* Exercise requirements
Reproduce every line of the entries below word for word, keeping each line intact and in its original order.

(Entries of item positions)
----------
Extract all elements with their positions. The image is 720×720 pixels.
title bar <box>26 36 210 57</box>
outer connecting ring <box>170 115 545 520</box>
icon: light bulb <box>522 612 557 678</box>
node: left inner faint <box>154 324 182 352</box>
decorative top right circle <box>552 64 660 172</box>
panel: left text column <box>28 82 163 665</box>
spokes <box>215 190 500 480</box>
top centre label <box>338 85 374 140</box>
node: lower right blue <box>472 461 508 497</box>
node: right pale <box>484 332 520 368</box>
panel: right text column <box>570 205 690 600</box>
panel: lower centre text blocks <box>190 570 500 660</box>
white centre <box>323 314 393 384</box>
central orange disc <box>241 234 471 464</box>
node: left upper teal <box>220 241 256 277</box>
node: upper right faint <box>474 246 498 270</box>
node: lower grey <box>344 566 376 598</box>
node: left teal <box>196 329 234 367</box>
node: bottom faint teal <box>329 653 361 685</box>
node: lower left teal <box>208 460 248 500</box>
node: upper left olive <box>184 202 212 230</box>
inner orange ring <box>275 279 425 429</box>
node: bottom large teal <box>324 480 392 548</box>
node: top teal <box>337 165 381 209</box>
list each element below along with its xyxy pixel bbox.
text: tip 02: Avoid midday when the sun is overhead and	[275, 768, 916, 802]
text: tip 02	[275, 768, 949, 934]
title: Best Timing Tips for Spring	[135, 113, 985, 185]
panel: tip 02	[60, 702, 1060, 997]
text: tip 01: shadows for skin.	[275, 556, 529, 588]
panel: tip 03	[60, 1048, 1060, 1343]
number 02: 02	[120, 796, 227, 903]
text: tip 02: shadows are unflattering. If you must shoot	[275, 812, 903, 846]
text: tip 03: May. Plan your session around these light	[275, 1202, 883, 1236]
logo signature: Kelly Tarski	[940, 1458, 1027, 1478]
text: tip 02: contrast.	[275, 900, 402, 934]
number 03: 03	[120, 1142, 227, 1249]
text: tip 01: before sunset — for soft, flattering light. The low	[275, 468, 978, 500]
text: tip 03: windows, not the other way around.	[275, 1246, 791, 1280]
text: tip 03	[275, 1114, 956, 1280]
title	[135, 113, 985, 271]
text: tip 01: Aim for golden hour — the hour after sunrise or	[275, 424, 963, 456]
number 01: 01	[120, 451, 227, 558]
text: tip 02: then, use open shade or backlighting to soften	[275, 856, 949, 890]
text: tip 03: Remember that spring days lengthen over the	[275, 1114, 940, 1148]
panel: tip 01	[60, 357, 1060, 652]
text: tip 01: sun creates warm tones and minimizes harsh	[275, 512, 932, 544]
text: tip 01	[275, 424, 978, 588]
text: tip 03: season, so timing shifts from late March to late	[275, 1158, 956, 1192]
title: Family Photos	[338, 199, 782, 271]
----------
* Answer to this exercise
Extract all elements with their positions. The image is 720×720 pixels.
title bar <box>26 36 210 57</box>
outer connecting ring <box>170 115 545 520</box>
icon: light bulb <box>522 612 557 678</box>
node: left inner faint <box>154 324 182 352</box>
decorative top right circle <box>552 64 660 172</box>
panel: left text column <box>28 82 163 665</box>
spokes <box>215 190 500 480</box>
top centre label <box>338 85 374 140</box>
node: lower right blue <box>472 461 508 497</box>
node: right pale <box>484 332 520 368</box>
panel: right text column <box>570 205 690 600</box>
panel: lower centre text blocks <box>190 570 500 660</box>
white centre <box>323 314 393 384</box>
central orange disc <box>241 234 471 464</box>
node: left upper teal <box>220 241 256 277</box>
node: upper right faint <box>474 246 498 270</box>
node: lower grey <box>344 566 376 598</box>
node: left teal <box>196 329 234 367</box>
node: bottom faint teal <box>329 653 361 685</box>
node: lower left teal <box>208 460 248 500</box>
node: upper left olive <box>184 202 212 230</box>
inner orange ring <box>275 279 425 429</box>
node: bottom large teal <box>324 480 392 548</box>
node: top teal <box>337 165 381 209</box>
list each element below along with its xyxy pixel bbox.
text: tip 02: Avoid midday when the sun is overhead and	[275, 768, 916, 802]
text: tip 02	[275, 768, 949, 934]
title: Best Timing Tips for Spring	[135, 113, 985, 185]
panel: tip 02	[60, 702, 1060, 997]
text: tip 01: shadows for skin.	[275, 556, 529, 588]
panel: tip 03	[60, 1048, 1060, 1343]
number 02: 02	[120, 796, 227, 903]
text: tip 02: shadows are unflattering. If you must shoot	[275, 812, 903, 846]
text: tip 03: May. Plan your session around these light	[275, 1202, 883, 1236]
logo signature: Kelly Tarski	[940, 1458, 1027, 1478]
text: tip 02: contrast.	[275, 900, 402, 934]
number 03: 03	[120, 1142, 227, 1249]
text: tip 01: before sunset — for soft, flattering light. The low	[275, 468, 978, 500]
text: tip 03: windows, not the other way around.	[275, 1246, 791, 1280]
text: tip 03	[275, 1114, 956, 1280]
title	[135, 113, 985, 271]
text: tip 01: Aim for golden hour — the hour after sunrise or	[275, 424, 963, 456]
number 01: 01	[120, 451, 227, 558]
text: tip 02: then, use open shade or backlighting to soften	[275, 856, 949, 890]
text: tip 03: Remember that spring days lengthen over the	[275, 1114, 940, 1148]
panel: tip 01	[60, 357, 1060, 652]
text: tip 01: sun creates warm tones and minimizes harsh	[275, 512, 932, 544]
text: tip 01	[275, 424, 978, 588]
text: tip 03: season, so timing shifts from late March to late	[275, 1158, 956, 1192]
title: Family Photos	[338, 199, 782, 271]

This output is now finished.